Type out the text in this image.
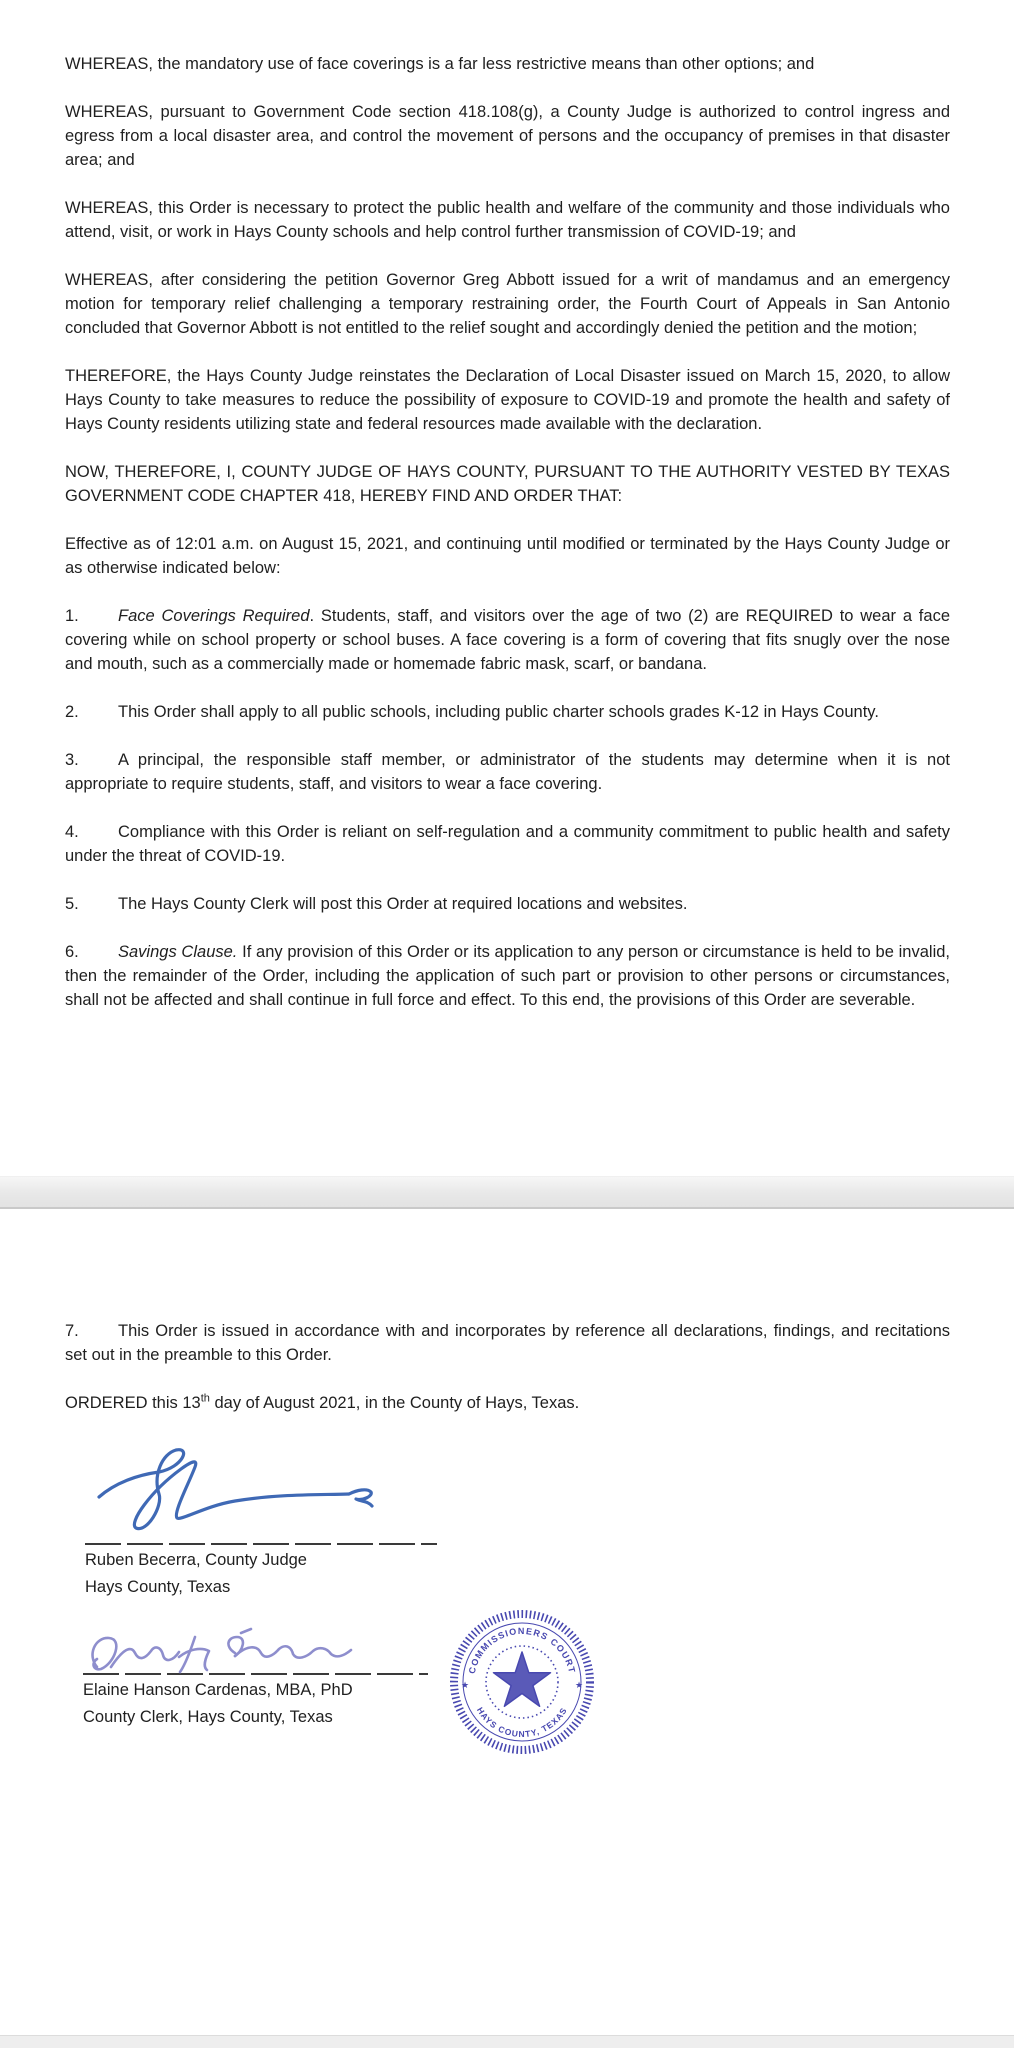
WHEREAS, the mandatory use of face coverings is a far less restrictive means than other options; and

WHEREAS, pursuant to Government Code section 418.108(g), a County Judge is authorized to control ingress and egress from a local disaster area, and control the movement of persons and the occupancy of premises in that disaster area; and

WHEREAS, this Order is necessary to protect the public health and welfare of the community and those individuals who attend, visit, or work in Hays County schools and help control further transmission of COVID-19; and

WHEREAS, after considering the petition Governor Greg Abbott issued for a writ of mandamus and an emergency motion for temporary relief challenging a temporary restraining order, the Fourth Court of Appeals in San Antonio concluded that Governor Abbott is not entitled to the relief sought and accordingly denied the petition and the motion;

THEREFORE, the Hays County Judge reinstates the Declaration of Local Disaster issued on March 15, 2020, to allow Hays County to take measures to reduce the possibility of exposure to COVID-19 and promote the health and safety of Hays County residents utilizing state and federal resources made available with the declaration.

NOW, THEREFORE, I, COUNTY JUDGE OF HAYS COUNTY, PURSUANT TO THE AUTHORITY VESTED BY TEXAS GOVERNMENT CODE CHAPTER 418, HEREBY FIND AND ORDER THAT:

Effective as of 12:01 a.m. on August 15, 2021, and continuing until modified or terminated by the Hays County Judge or as otherwise indicated below:

1. Face Coverings Required. Students, staff, and visitors over the age of two (2) are REQUIRED to wear a face covering while on school property or school buses. A face covering is a form of covering that fits snugly over the nose and mouth, such as a commercially made or homemade fabric mask, scarf, or bandana.
2. This Order shall apply to all public schools, including public charter schools grades K-12 in Hays County.
3. A principal, the responsible staff member, or administrator of the students may determine when it is not appropriate to require students, staff, and visitors to wear a face covering.
4. Compliance with this Order is reliant on self-regulation and a community commitment to public health and safety under the threat of COVID-19.
5. The Hays County Clerk will post this Order at required locations and websites.
6. Savings Clause. If any provision of this Order or its application to any person or circumstance is held to be invalid, then the remainder of the Order, including the application of such part or provision to other persons or circumstances, shall not be affected and shall continue in full force and effect. To this end, the provisions of this Order are severable.
7. This Order is issued in accordance with and incorporates by reference all declarations, findings, and recitations set out in the preamble to this Order.

ORDERED this 13th day of August 2021, in the County of Hays, Texas.

Ruben Becerra, County Judge

Hays County, Texas

Elaine Hanson Cardenas, MBA, PhD

County Clerk, Hays County, Texas

COMMISSIONERS COURT
HAYS COUNTY, TEXAS
★	★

=-=-=-=-=

→ **GOAL**: Each line above that includes "August" should be shown.

→ **RESULT**:
Effective as of 12:01 a.m. on August 15, 2021, and continuing until modified or terminated by the Hays County Judge or as otherwise indicated below:
ORDERED this 13th day of August 2021, in the County of Hays, Texas.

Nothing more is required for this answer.